__Written request__.
Wherever the word "PLACEK" appears in a line, copy that line.

__Records for this task__.
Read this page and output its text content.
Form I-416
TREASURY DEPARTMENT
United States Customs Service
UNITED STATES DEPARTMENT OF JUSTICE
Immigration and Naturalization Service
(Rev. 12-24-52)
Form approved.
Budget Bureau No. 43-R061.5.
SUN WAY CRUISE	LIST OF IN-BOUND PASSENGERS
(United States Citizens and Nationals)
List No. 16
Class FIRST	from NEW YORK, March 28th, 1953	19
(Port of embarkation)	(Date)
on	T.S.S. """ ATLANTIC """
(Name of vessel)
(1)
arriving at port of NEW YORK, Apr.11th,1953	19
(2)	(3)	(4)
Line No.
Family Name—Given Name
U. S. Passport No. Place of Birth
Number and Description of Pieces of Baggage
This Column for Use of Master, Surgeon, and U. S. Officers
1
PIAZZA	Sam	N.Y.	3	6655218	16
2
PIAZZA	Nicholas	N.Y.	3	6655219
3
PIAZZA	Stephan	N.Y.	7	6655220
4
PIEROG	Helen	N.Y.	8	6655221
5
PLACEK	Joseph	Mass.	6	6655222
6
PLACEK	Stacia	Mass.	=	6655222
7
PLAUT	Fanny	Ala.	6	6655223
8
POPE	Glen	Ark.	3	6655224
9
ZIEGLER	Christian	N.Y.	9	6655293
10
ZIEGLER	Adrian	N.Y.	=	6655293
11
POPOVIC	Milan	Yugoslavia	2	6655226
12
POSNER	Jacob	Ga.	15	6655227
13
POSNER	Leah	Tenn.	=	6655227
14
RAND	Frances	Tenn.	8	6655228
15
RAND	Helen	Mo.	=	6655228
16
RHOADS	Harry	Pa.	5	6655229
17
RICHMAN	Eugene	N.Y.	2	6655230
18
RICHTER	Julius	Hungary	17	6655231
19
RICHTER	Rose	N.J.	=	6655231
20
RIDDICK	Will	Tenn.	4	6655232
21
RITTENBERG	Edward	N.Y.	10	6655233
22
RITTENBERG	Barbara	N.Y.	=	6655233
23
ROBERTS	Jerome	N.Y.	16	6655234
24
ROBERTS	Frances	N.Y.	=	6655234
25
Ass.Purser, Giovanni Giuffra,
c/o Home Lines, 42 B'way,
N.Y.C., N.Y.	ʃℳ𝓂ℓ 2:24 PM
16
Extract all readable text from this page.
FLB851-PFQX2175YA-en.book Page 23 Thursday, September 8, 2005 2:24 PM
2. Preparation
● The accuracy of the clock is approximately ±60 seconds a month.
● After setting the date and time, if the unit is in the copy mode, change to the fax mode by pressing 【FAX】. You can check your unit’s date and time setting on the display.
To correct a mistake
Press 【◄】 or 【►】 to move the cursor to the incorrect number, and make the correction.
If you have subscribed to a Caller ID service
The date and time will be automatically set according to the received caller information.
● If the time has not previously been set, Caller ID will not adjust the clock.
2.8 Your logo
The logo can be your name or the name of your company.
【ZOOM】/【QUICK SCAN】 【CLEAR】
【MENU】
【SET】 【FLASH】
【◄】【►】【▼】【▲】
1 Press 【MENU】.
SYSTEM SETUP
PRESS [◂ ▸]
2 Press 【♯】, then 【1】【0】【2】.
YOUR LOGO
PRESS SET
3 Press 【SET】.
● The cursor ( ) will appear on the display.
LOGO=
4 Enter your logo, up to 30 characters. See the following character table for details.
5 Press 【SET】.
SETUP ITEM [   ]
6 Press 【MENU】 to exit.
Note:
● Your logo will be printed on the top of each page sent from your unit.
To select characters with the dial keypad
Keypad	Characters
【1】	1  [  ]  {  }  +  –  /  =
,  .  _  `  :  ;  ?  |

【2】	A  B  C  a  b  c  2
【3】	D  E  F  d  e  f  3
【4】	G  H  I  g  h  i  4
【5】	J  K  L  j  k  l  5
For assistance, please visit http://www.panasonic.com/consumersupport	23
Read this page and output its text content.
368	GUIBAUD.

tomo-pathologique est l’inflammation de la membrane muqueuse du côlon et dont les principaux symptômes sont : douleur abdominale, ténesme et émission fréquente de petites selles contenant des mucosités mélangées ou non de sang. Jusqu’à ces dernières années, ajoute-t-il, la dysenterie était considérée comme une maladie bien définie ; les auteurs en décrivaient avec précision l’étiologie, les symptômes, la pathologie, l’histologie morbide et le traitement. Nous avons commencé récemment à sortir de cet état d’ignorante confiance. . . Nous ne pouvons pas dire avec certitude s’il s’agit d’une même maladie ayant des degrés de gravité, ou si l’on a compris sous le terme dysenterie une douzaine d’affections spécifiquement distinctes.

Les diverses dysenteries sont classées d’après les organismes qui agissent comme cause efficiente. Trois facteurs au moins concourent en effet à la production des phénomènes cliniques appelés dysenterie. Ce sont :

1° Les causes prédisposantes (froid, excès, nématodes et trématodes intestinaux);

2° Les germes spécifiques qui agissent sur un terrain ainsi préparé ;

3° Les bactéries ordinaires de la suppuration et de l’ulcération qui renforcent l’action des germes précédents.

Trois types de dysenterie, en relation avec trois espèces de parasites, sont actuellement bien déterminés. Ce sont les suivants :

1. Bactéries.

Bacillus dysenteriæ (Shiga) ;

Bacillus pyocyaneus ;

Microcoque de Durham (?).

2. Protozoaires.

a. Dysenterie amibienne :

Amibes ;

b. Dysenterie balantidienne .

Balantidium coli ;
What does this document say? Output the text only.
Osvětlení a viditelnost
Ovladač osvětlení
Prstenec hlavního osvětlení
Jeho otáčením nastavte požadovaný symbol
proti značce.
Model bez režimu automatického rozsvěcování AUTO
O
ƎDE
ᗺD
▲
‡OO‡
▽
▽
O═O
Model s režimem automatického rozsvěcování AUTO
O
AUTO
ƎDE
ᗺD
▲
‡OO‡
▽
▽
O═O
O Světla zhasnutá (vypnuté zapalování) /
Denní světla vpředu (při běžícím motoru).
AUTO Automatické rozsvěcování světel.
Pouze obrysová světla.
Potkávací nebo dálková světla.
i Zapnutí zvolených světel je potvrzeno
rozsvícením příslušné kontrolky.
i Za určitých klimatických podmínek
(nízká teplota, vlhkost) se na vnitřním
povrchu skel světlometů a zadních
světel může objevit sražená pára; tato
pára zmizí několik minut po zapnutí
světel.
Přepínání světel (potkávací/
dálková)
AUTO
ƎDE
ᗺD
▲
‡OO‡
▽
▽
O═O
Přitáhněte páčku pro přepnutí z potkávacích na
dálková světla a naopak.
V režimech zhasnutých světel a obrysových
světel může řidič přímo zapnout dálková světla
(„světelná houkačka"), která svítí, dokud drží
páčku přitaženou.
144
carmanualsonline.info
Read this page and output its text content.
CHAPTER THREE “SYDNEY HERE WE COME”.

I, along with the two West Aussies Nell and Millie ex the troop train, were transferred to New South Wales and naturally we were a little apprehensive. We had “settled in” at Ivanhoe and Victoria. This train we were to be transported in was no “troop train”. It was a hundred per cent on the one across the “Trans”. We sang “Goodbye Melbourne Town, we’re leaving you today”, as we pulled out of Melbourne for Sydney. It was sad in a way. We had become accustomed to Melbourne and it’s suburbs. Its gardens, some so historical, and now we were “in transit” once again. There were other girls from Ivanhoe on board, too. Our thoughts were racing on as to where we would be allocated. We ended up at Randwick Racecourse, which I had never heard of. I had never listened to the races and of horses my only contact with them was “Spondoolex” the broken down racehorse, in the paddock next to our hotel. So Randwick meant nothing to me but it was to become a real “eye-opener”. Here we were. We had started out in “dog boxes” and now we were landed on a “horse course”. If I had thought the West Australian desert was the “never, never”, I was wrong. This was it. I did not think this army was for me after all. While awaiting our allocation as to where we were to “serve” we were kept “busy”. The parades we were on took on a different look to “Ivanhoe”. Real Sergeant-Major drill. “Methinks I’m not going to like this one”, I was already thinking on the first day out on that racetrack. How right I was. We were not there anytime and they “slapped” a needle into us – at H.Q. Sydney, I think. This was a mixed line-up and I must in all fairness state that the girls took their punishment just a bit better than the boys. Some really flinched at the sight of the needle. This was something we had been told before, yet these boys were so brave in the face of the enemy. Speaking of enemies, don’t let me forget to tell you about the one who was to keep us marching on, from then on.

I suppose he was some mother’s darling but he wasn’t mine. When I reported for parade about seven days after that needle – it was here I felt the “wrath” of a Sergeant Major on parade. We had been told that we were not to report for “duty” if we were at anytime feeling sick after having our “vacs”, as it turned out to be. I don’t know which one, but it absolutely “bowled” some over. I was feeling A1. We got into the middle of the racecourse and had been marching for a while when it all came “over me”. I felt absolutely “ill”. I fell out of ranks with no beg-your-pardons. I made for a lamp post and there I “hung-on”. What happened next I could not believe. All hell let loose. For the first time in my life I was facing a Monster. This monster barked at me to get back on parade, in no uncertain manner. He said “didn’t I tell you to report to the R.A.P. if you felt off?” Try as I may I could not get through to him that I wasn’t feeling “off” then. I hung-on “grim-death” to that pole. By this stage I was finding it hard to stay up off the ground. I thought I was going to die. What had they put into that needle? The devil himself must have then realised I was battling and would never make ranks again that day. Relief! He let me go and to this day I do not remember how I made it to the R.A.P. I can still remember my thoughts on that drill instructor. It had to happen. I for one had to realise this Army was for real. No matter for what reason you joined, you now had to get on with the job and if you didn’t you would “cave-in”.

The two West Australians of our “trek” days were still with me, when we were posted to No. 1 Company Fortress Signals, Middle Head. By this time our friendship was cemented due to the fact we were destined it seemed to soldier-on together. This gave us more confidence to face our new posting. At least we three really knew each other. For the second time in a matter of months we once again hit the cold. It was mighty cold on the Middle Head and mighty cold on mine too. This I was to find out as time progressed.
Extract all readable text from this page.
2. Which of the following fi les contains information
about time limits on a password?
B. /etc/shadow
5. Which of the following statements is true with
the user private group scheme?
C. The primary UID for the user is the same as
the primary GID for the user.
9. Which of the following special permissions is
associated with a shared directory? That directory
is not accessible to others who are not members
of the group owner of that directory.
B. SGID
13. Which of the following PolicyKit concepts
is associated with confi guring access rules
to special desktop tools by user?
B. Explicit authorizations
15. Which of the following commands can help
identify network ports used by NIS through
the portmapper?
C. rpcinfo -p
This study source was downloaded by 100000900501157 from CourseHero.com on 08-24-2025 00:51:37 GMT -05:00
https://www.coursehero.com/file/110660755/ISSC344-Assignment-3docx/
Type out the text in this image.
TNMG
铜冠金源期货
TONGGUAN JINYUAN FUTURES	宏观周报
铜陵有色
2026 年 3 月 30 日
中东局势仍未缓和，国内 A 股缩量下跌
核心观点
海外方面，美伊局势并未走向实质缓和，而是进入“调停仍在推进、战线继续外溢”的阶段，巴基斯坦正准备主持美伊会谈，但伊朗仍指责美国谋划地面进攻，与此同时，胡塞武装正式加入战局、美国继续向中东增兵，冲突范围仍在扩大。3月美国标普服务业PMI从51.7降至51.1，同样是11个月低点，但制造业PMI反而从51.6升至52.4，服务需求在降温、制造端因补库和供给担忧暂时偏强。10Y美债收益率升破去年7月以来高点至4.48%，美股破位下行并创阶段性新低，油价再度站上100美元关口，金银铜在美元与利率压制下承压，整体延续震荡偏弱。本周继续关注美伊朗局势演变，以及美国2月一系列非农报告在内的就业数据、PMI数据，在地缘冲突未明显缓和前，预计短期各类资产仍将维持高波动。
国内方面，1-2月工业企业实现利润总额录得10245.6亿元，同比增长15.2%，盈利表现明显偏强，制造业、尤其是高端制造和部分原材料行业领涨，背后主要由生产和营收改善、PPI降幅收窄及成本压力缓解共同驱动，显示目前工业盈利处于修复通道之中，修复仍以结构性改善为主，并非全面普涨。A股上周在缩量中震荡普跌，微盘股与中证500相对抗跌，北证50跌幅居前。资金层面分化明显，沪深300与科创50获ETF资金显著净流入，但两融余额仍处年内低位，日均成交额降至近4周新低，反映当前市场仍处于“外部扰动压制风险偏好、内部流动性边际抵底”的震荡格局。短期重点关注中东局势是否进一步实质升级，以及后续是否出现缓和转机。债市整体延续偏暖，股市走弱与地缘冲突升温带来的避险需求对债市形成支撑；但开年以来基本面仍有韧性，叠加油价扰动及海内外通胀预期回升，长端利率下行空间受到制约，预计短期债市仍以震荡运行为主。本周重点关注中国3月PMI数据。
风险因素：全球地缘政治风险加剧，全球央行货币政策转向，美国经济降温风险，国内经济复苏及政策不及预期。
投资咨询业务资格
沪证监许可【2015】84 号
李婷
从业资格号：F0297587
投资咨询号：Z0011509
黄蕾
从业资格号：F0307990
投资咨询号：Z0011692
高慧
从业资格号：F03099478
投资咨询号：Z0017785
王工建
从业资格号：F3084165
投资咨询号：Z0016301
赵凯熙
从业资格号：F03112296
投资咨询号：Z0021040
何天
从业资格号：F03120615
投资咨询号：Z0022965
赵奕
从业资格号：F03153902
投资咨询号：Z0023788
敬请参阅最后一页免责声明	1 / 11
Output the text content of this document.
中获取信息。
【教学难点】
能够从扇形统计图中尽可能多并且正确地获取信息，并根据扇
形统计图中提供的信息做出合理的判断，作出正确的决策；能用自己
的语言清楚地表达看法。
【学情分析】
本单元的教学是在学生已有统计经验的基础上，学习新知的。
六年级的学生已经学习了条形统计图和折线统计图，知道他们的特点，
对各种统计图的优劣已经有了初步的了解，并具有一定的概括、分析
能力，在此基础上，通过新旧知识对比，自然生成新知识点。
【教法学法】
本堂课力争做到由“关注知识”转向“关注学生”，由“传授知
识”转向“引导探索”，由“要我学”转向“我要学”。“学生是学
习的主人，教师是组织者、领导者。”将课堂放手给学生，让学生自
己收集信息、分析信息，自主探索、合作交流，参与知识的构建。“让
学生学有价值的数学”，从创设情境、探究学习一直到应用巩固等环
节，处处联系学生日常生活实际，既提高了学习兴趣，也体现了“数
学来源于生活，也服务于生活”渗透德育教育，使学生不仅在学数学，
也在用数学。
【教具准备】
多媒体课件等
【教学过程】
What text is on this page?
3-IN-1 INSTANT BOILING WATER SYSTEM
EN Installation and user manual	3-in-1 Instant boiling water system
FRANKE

__Solution to this problem__.
PLACEK	Joseph	Mass.	6	6655222
PLACEK	Stacia	Mass.	=	6655222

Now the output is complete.